## AIM OF THE TASK
Using the material below, work out how many lines contain the word "Казахстана". Reply with the number and nothing more.
[Begin GIVEN ENTRIES]
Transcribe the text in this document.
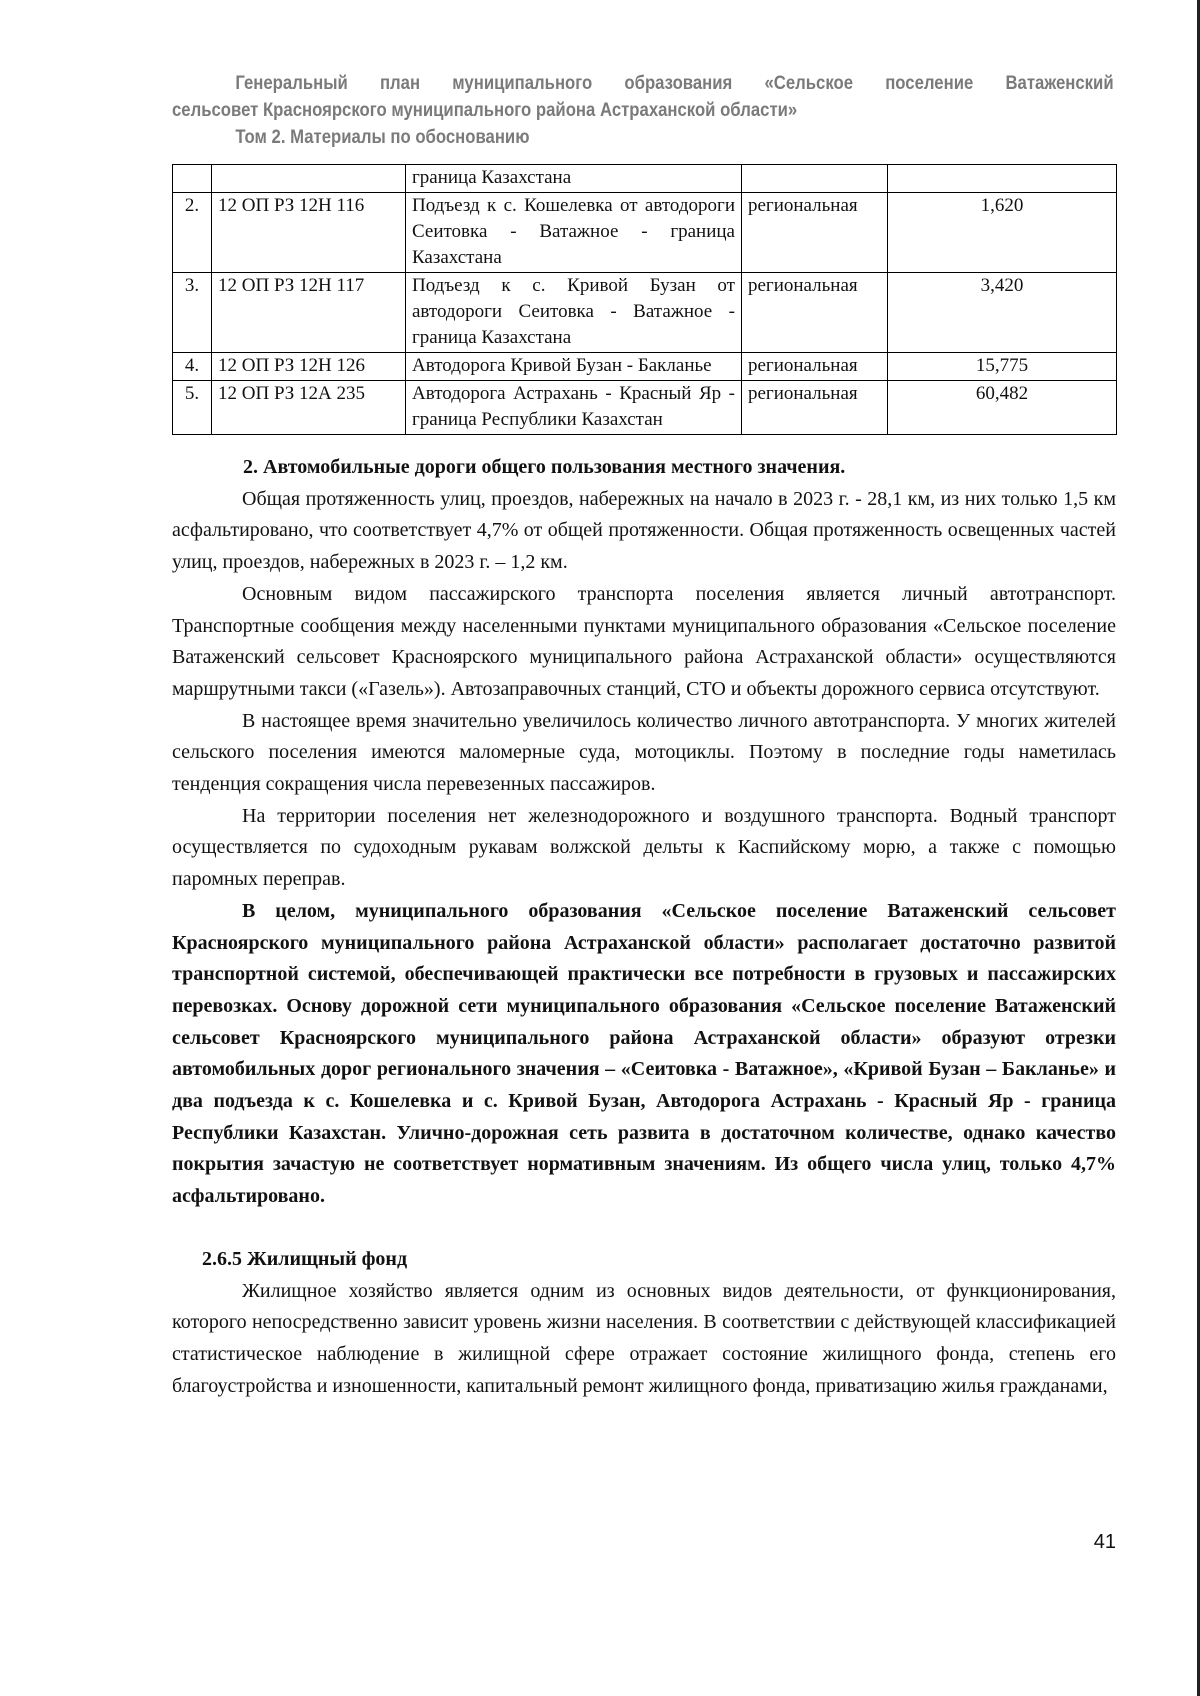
Генеральный план муниципального образования «Сельское поселение Ватаженский

сельсовет Красноярского муниципального района Астраханской области»

Том 2. Материалы по обоснованию

		граница Казахстана		
2.	12 ОП РЗ 12Н 116	Подъезд к с. Кошелевка от автодороги Сеитовка - Ватажное - граница Казахстана	региональная	1,620
3.	12 ОП РЗ 12Н 117	Подъезд к с. Кривой Бузан от автодороги Сеитовка - Ватажное - граница Казахстана	региональная	3,420
4.	12 ОП РЗ 12Н 126	Автодорога Кривой Бузан - Бакланье	региональная	15,775
5.	12 ОП РЗ 12А 235	Автодорога Астрахань - Красный Яр - граница Республики Казахстан	региональная	60,482

2. Автомобильные дороги общего пользования местного значения.

Общая протяженность улиц, проездов, набережных на начало в 2023 г. - 28,1 км, из них только 1,5 км асфальтировано, что соответствует 4,7% от общей протяженности. Общая протяженность освещенных частей улиц, проездов, набережных в 2023 г. – 1,2 км.

Основным видом пассажирского транспорта поселения является личный автотранспорт. Транспортные сообщения между населенными пунктами муниципального образования «Сельское поселение Ватаженский сельсовет Красноярского муниципального района Астраханской области» осуществляются маршрутными такси («Газель»). Автозаправочных станций, СТО и объекты дорожного сервиса отсутствуют.

В настоящее время значительно увеличилось количество личного автотранспорта. У многих жителей сельского поселения имеются маломерные суда, мотоциклы. Поэтому в последние годы наметилась тенденция сокращения числа перевезенных пассажиров.

На территории поселения нет железнодорожного и воздушного транспорта. Водный транспорт осуществляется по судоходным рукавам волжской дельты к Каспийскому морю, а также с помощью паромных переправ.

В целом, муниципального образования «Сельское поселение Ватаженский сельсовет Красноярского муниципального района Астраханской области» располагает достаточно развитой транспортной системой, обеспечивающей практически все потребности в грузовых и пассажирских перевозках. Основу дорожной сети муниципального образования «Сельское поселение Ватаженский сельсовет Красноярского муниципального района Астраханской области» образуют отрезки автомобильных дорог регионального значения – «Сеитовка - Ватажное», «Кривой Бузан – Бакланье» и два подъезда к с. Кошелевка и с. Кривой Бузан, Автодорога Астрахань - Красный Яр - граница Республики Казахстан. Улично-дорожная сеть развита в достаточном количестве, однако качество покрытия зачастую не соответствует нормативным значениям. Из общего числа улиц, только 4,7% асфальтировано.

2.6.5 Жилищный фонд

Жилищное хозяйство является одним из основных видов деятельности, от функционирования, которого непосредственно зависит уровень жизни населения. В соответствии с действующей классификацией статистическое наблюдение в жилищной сфере отражает состояние жилищного фонда, степень его благоустройства и изношенности, капитальный ремонт жилищного фонда, приватизацию жилья гражданами,

41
[End GIVEN ENTRIES]
## THE RESPONSE
3